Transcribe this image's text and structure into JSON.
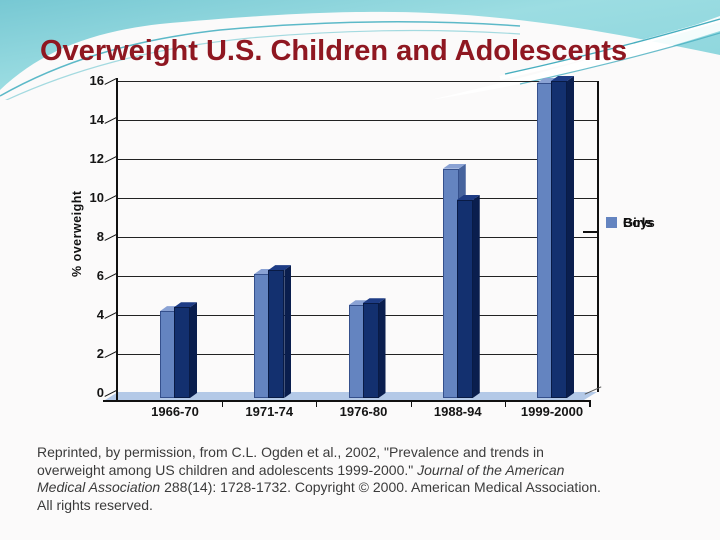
{
  "slide": {
    "title": "Overweight U.S. Children and Adolescents",
    "title_color": "#8f1721"
  },
  "chart_data": {
    "type": "bar",
    "style": "3d-clustered-column",
    "title": "",
    "categories": [
      "1966-70",
      "1971-74",
      "1976-80",
      "1988-94",
      "1999-2000"
    ],
    "series": [
      {
        "name": "Boys",
        "color": "#6484c0",
        "values": [
          4.2,
          6.1,
          4.5,
          11.5,
          15.9
        ]
      },
      {
        "name": "Girls",
        "color": "#13306f",
        "values": [
          4.4,
          6.3,
          4.6,
          9.9,
          16.0
        ]
      }
    ],
    "xlabel": "",
    "ylabel": "% overweight",
    "ylim": [
      0,
      16
    ],
    "yticks": [
      0,
      2,
      4,
      6,
      8,
      10,
      12,
      14,
      16
    ],
    "grid": true,
    "legend_position": "right",
    "legend_order": [
      "Girls",
      "Boys"
    ],
    "floor_color": "#b4c9e7"
  },
  "citation": {
    "lines": [
      [
        {
          "t": "Reprinted, by permission, from C.L. Ogden et al., 2002, \"Prevalence and trends in",
          "i": false
        }
      ],
      [
        {
          "t": "overweight among US children and adolescents 1999-2000.\" ",
          "i": false
        },
        {
          "t": "Journal of the American",
          "i": true
        }
      ],
      [
        {
          "t": "Medical Association",
          "i": true
        },
        {
          "t": " 288(14): 1728-1732. Copyright © 2000. American Medical Association.",
          "i": false
        }
      ],
      [
        {
          "t": "All rights reserved.",
          "i": false
        }
      ]
    ]
  }
}
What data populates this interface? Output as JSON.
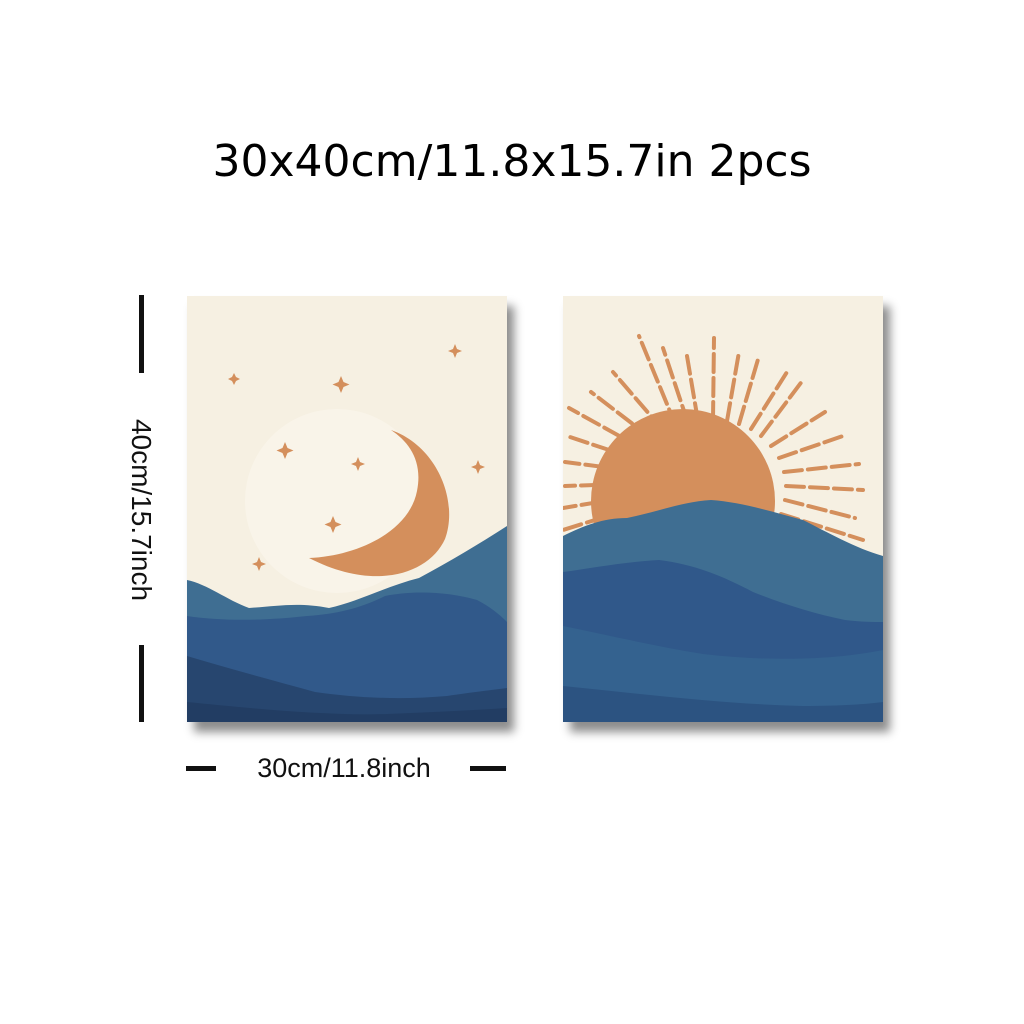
{
  "title": "30x40cm/11.8x15.7in 2pcs",
  "dimensions": {
    "height_label": "40cm/15.7inch",
    "width_label": "30cm/11.8inch"
  },
  "panels": [
    {
      "subject": "crescent-moon-stars-over-mountains"
    },
    {
      "subject": "rising-sun-over-mountains"
    }
  ],
  "colors": {
    "background": "#ffffff",
    "canvas_cream": "#f6f0e2",
    "accent_orange": "#d48f5c",
    "mountain_light": "#3f6e92",
    "mountain_mid": "#2e5783",
    "mountain_dark": "#27466f",
    "text": "#111111"
  }
}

■ **TASK INSTRUCTIONS**
Repeat the full listing above exactly, with no pictures in the copy.

■ **SOLUTION FOR THIS EXERCISE**
Transcribe this image's text and structure into JSON.
{
  "slide": {
    "title": "Overweight U.S. Children and Adolescents",
    "title_color": "#8f1721"
  },
  "chart_data": {
    "type": "bar",
    "style": "3d-clustered-column",
    "title": "",
    "categories": [
      "1966-70",
      "1971-74",
      "1976-80",
      "1988-94",
      "1999-2000"
    ],
    "series": [
      {
        "name": "Boys",
        "color": "#6484c0",
        "values": [
          4.2,
          6.1,
          4.5,
          11.5,
          15.9
        ]
      },
      {
        "name": "Girls",
        "color": "#13306f",
        "values": [
          4.4,
          6.3,
          4.6,
          9.9,
          16.0
        ]
      }
    ],
    "xlabel": "",
    "ylabel": "% overweight",
    "ylim": [
      0,
      16
    ],
    "yticks": [
      0,
      2,
      4,
      6,
      8,
      10,
      12,
      14,
      16
    ],
    "grid": true,
    "legend_position": "right",
    "legend_order": [
      "Girls",
      "Boys"
    ],
    "floor_color": "#b4c9e7"
  },
  "citation": {
    "lines": [
      [
        {
          "t": "Reprinted, by permission, from C.L. Ogden et al., 2002, \"Prevalence and trends in",
          "i": false
        }
      ],
      [
        {
          "t": "overweight among US children and adolescents 1999-2000.\" ",
          "i": false
        },
        {
          "t": "Journal of the American",
          "i": true
        }
      ],
      [
        {
          "t": "Medical Association",
          "i": true
        },
        {
          "t": " 288(14): 1728-1732. Copyright © 2000. American Medical Association.",
          "i": false
        }
      ],
      [
        {
          "t": "All rights reserved.",
          "i": false
        }
      ]
    ]
  }
}
What data populates this interface? Output as JSON.
{
  "title": "30x40cm/11.8x15.7in 2pcs",
  "dimensions": {
    "height_label": "40cm/15.7inch",
    "width_label": "30cm/11.8inch"
  },
  "panels": [
    {
      "subject": "crescent-moon-stars-over-mountains"
    },
    {
      "subject": "rising-sun-over-mountains"
    }
  ],
  "colors": {
    "background": "#ffffff",
    "canvas_cream": "#f6f0e2",
    "accent_orange": "#d48f5c",
    "mountain_light": "#3f6e92",
    "mountain_mid": "#2e5783",
    "mountain_dark": "#27466f",
    "text": "#111111"
  }
}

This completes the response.